• SELECTED TEXT:
- - -

Recommendation logic

Per species, per survey period:

Condition Flag
< 100 total camera-days OR < 20 total events insufficient_data
CI upper / CI lower ratio > 1.5 recommend_supplementary_survey
Otherwise sufficient_for_decision

Thresholds are tunable in config/settings.py: MIN_CAMERA_DAYS_FOR_DENSITY, MIN_DETECTIONS_FOR_DENSITY, DENSITY_CI_RATIO_THRESHOLD.

What the loan-review committee gets

For each species on each parcel for each survey period, both the lender dashboard (/lender/<slug>/parcel/<id>) and the JSON API (/lender/api/<slug>/parcel/<id>/exposure) return a structured record suitable for import into the lender's internal portfolio- management system:

The record shape explicitly separates pipeline outputs from supplementary modeled projections, so downstream importers cannot accidentally treat the damage dollar figure as a pipeline output:

{
  "species_key": "feral_hog",

  "pipeline": {
    "tier":                           "Elevated",
    "score_0_100":                    50.6,
    "density_animals_per_km2":        5.13,
    "density_ci_low":                 1.29,
    "density_ci_high":                16.64,
    "detection_rate_per_camera_day":           0.397,
    "detection_rate_adjusted_per_camera_day":  0.099,
    "recommendation":                          "recommend_supplementary_survey",
    "caveats": [
      "Cameras at non-random placements (feeder, trail) violate REM's
       movement-independence assumption. Inverse propensity weighting
       (Kolowski & Forrester 2017) corrects for residual bias but does
       not eliminate it."

- - -

• SUPPLIED INFORMATION:
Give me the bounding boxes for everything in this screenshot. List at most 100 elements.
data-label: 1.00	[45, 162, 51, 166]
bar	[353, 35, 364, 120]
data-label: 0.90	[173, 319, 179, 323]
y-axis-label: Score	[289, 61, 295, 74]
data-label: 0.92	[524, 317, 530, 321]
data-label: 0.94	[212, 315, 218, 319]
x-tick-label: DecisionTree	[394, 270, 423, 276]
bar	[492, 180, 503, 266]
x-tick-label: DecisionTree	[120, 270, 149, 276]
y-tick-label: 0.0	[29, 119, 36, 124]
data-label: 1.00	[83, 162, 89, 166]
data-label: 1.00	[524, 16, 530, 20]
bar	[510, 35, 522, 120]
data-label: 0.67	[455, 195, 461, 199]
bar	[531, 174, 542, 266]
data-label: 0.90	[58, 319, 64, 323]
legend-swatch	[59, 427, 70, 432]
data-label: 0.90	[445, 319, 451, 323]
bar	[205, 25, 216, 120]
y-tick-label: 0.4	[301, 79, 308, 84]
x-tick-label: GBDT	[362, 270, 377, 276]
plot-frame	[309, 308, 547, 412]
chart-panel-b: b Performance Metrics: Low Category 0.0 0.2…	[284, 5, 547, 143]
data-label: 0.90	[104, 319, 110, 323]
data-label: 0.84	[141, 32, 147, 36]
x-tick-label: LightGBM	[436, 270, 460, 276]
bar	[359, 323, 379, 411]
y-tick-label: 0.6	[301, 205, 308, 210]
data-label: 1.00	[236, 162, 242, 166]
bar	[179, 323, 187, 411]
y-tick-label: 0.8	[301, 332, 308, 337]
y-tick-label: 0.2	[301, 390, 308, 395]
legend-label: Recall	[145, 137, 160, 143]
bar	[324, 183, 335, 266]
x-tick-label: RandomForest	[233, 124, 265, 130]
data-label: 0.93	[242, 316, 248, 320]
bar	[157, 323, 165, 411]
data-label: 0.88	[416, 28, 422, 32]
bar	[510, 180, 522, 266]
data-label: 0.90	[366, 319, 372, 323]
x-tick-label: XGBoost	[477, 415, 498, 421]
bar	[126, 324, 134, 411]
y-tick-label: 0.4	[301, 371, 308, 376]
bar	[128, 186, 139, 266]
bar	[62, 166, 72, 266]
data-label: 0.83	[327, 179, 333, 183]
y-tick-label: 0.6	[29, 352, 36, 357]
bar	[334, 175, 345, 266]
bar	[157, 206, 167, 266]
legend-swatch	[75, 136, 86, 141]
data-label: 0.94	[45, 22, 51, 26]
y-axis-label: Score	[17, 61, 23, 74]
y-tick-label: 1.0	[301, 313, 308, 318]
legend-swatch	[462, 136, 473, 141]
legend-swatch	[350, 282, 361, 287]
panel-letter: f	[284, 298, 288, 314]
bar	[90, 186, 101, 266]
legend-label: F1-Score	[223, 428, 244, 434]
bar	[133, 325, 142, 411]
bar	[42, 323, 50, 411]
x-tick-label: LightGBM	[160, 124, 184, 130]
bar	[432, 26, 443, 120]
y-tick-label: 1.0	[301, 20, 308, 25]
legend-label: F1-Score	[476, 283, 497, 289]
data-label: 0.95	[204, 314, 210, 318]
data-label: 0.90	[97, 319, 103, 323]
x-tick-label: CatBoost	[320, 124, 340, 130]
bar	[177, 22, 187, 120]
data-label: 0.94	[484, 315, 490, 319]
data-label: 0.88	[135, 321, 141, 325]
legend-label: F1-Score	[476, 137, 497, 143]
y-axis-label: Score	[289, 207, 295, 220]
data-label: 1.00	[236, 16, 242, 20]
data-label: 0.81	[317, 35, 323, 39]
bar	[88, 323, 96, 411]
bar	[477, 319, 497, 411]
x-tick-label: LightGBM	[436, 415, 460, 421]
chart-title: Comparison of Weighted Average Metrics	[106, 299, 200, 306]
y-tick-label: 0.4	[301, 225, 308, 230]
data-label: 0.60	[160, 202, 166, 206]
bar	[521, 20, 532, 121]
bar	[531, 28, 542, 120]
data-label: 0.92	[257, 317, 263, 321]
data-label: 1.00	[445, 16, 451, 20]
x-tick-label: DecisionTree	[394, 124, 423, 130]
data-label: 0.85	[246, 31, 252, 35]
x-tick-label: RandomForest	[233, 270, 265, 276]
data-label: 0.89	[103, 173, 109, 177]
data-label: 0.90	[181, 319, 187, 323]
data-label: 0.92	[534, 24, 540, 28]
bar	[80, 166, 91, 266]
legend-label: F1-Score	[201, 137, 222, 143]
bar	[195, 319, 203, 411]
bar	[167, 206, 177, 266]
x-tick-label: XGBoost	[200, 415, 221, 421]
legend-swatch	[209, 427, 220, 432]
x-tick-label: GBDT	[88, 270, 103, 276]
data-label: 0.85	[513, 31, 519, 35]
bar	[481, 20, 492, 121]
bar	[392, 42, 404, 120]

- - -

• EXPLORE THE MATERIAL:
**a.** In the recommendation-logic text, in which file can the thresholds be tuned?
**b.** Say whether each statement agrees with the recommendation-logic text. Answer yes or no, and quote the deciding words.
(i) A species with fewer than 20 total events in a survey period is flagged insufficient_data.
(ii) The feral_hog record carries the recommendation sufficient_for_decision.
(iii) Inverse propensity weighting removes all bias caused by cameras at non-random placements.
**c.** According to the recommendation-logic text, why does the record shape keep pipeline outputs separate from supplementary modeled projections?

• RESULTS FOR THE EXERCISE:
**a.** config/settings.py

**b.**
(i) Yes: "< 100 total camera-days OR < 20 total events insufficient_data"
(ii) No: "recommendation": "recommend_supplementary_survey"
(iii) No: "corrects for residual bias but does not eliminate it"

**c.** The separation means downstream importers cannot accidentally treat the damage dollar figure as a pipeline output.